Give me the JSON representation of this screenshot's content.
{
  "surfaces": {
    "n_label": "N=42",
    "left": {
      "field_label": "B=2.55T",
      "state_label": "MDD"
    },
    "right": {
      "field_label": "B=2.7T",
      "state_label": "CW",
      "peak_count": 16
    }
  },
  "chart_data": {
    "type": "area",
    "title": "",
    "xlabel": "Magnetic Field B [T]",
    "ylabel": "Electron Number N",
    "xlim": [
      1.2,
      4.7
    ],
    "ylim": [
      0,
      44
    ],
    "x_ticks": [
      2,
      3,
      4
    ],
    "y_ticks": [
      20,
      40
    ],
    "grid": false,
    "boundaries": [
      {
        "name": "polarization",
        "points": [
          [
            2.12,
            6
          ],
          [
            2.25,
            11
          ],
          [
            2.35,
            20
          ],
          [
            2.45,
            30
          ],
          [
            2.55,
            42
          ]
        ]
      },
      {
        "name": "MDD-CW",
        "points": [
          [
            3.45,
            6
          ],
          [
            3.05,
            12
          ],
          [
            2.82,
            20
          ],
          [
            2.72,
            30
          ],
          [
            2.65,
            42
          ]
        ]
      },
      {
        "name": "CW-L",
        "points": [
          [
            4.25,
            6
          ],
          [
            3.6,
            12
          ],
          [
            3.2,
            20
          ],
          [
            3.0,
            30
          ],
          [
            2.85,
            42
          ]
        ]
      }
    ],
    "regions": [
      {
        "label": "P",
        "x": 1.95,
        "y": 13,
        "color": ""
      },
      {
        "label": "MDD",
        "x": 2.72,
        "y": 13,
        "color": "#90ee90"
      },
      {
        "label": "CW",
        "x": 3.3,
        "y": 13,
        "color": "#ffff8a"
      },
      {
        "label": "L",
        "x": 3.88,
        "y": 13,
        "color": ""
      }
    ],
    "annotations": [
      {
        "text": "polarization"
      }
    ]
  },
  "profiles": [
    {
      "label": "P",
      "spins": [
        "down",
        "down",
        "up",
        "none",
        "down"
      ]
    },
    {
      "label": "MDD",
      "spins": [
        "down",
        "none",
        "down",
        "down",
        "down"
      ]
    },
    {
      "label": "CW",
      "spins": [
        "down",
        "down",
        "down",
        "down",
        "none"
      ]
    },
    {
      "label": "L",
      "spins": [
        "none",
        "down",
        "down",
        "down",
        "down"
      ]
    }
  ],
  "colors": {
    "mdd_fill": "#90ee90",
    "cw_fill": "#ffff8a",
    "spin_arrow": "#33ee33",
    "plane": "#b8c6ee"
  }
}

--*--

# [Exercise]
Quote each line above in full, word for word.

# [Solved exercise]
Give me the JSON representation of this screenshot's content.
{
  "surfaces": {
    "n_label": "N=42",
    "left": {
      "field_label": "B=2.55T",
      "state_label": "MDD"
    },
    "right": {
      "field_label": "B=2.7T",
      "state_label": "CW",
      "peak_count": 16
    }
  },
  "chart_data": {
    "type": "area",
    "title": "",
    "xlabel": "Magnetic Field B [T]",
    "ylabel": "Electron Number N",
    "xlim": [
      1.2,
      4.7
    ],
    "ylim": [
      0,
      44
    ],
    "x_ticks": [
      2,
      3,
      4
    ],
    "y_ticks": [
      20,
      40
    ],
    "grid": false,
    "boundaries": [
      {
        "name": "polarization",
        "points": [
          [
            2.12,
            6
          ],
          [
            2.25,
            11
          ],
          [
            2.35,
            20
          ],
          [
            2.45,
            30
          ],
          [
            2.55,
            42
          ]
        ]
      },
      {
        "name": "MDD-CW",
        "points": [
          [
            3.45,
            6
          ],
          [
            3.05,
            12
          ],
          [
            2.82,
            20
          ],
          [
            2.72,
            30
          ],
          [
            2.65,
            42
          ]
        ]
      },
      {
        "name": "CW-L",
        "points": [
          [
            4.25,
            6
          ],
          [
            3.6,
            12
          ],
          [
            3.2,
            20
          ],
          [
            3.0,
            30
          ],
          [
            2.85,
            42
          ]
        ]
      }
    ],
    "regions": [
      {
        "label": "P",
        "x": 1.95,
        "y": 13,
        "color": ""
      },
      {
        "label": "MDD",
        "x": 2.72,
        "y": 13,
        "color": "#90ee90"
      },
      {
        "label": "CW",
        "x": 3.3,
        "y": 13,
        "color": "#ffff8a"
      },
      {
        "label": "L",
        "x": 3.88,
        "y": 13,
        "color": ""
      }
    ],
    "annotations": [
      {
        "text": "polarization"
      }
    ]
  },
  "profiles": [
    {
      "label": "P",
      "spins": [
        "down",
        "down",
        "up",
        "none",
        "down"
      ]
    },
    {
      "label": "MDD",
      "spins": [
        "down",
        "none",
        "down",
        "down",
        "down"
      ]
    },
    {
      "label": "CW",
      "spins": [
        "down",
        "down",
        "down",
        "down",
        "none"
      ]
    },
    {
      "label": "L",
      "spins": [
        "none",
        "down",
        "down",
        "down",
        "down"
      ]
    }
  ],
  "colors": {
    "mdd_fill": "#90ee90",
    "cw_fill": "#ffff8a",
    "spin_arrow": "#33ee33",
    "plane": "#b8c6ee"
  }
}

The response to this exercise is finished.